*WHAT NEEDS TO BE DONE*
Print the entries in full, word for word, but not the pictures.

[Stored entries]
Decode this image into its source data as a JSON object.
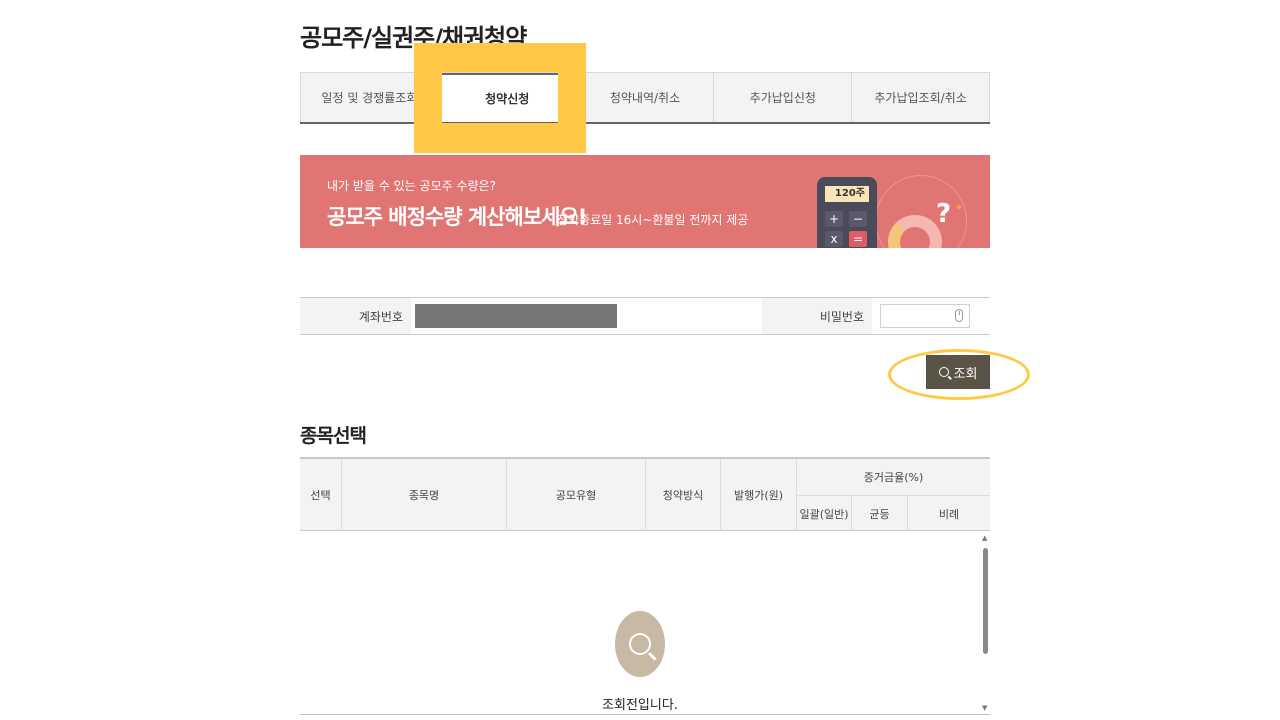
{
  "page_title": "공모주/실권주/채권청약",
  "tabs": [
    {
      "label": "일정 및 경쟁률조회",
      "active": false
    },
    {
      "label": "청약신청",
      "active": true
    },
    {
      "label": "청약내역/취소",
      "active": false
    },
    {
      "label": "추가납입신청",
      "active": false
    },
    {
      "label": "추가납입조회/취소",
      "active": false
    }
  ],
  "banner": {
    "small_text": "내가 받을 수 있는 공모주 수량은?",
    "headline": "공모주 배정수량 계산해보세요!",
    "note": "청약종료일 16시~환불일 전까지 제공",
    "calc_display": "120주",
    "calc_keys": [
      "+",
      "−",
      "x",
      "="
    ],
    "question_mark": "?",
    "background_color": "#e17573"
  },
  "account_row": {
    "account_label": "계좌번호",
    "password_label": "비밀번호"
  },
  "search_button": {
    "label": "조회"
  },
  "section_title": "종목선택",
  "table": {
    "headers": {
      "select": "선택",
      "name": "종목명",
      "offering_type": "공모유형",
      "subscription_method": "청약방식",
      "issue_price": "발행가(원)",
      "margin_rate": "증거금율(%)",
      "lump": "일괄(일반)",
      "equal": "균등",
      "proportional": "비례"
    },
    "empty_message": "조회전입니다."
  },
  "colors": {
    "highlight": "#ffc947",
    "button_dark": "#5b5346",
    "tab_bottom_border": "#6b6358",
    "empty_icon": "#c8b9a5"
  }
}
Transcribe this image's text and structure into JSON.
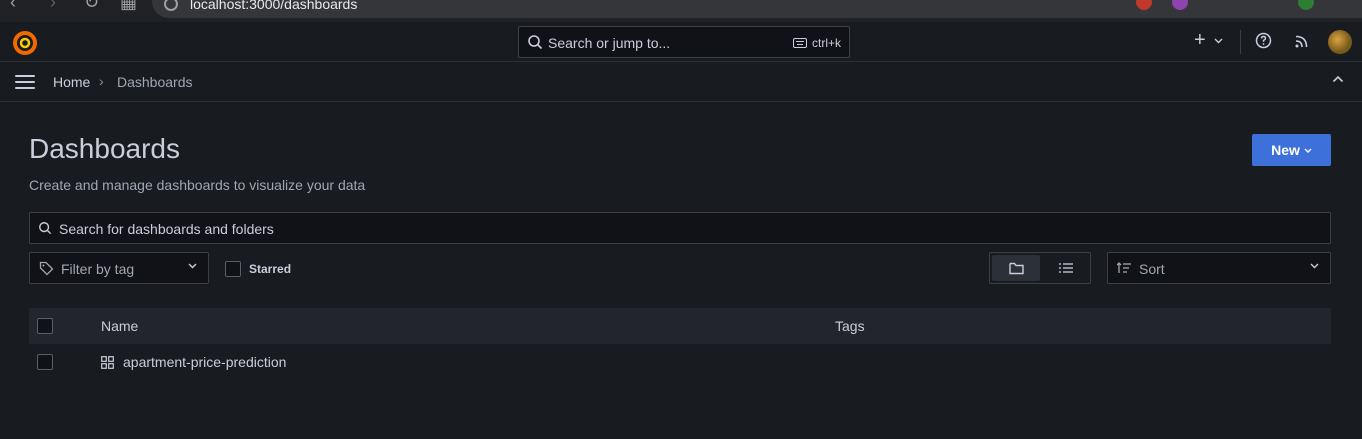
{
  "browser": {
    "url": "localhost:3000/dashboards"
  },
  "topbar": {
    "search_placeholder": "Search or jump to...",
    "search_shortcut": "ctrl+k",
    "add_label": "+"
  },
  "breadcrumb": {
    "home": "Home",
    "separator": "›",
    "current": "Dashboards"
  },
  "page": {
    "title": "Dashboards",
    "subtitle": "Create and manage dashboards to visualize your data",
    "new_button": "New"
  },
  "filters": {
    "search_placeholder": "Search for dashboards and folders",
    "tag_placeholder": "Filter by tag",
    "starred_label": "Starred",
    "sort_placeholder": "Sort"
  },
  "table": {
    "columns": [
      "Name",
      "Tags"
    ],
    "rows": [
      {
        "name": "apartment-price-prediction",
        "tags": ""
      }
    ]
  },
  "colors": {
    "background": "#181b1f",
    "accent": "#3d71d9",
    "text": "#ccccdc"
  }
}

*FULL OUTPUT*
Decode this image into its source data as a JSON object.
{
  "page_title": "공모주/실권주/채권청약",
  "tabs": [
    {
      "label": "일정 및 경쟁률조회",
      "active": false
    },
    {
      "label": "청약신청",
      "active": true
    },
    {
      "label": "청약내역/취소",
      "active": false
    },
    {
      "label": "추가납입신청",
      "active": false
    },
    {
      "label": "추가납입조회/취소",
      "active": false
    }
  ],
  "banner": {
    "small_text": "내가 받을 수 있는 공모주 수량은?",
    "headline": "공모주 배정수량 계산해보세요!",
    "note": "청약종료일 16시~환불일 전까지 제공",
    "calc_display": "120주",
    "calc_keys": [
      "+",
      "−",
      "x",
      "="
    ],
    "question_mark": "?",
    "background_color": "#e17573"
  },
  "account_row": {
    "account_label": "계좌번호",
    "password_label": "비밀번호"
  },
  "search_button": {
    "label": "조회"
  },
  "section_title": "종목선택",
  "table": {
    "headers": {
      "select": "선택",
      "name": "종목명",
      "offering_type": "공모유형",
      "subscription_method": "청약방식",
      "issue_price": "발행가(원)",
      "margin_rate": "증거금율(%)",
      "lump": "일괄(일반)",
      "equal": "균등",
      "proportional": "비례"
    },
    "empty_message": "조회전입니다."
  },
  "colors": {
    "highlight": "#ffc947",
    "button_dark": "#5b5346",
    "tab_bottom_border": "#6b6358",
    "empty_icon": "#c8b9a5"
  }
}
Transcribe this image's text and structure into JSON.
{
  "browser": {
    "url": "localhost:3000/dashboards"
  },
  "topbar": {
    "search_placeholder": "Search or jump to...",
    "search_shortcut": "ctrl+k",
    "add_label": "+"
  },
  "breadcrumb": {
    "home": "Home",
    "separator": "›",
    "current": "Dashboards"
  },
  "page": {
    "title": "Dashboards",
    "subtitle": "Create and manage dashboards to visualize your data",
    "new_button": "New"
  },
  "filters": {
    "search_placeholder": "Search for dashboards and folders",
    "tag_placeholder": "Filter by tag",
    "starred_label": "Starred",
    "sort_placeholder": "Sort"
  },
  "table": {
    "columns": [
      "Name",
      "Tags"
    ],
    "rows": [
      {
        "name": "apartment-price-prediction",
        "tags": ""
      }
    ]
  },
  "colors": {
    "background": "#181b1f",
    "accent": "#3d71d9",
    "text": "#ccccdc"
  }
}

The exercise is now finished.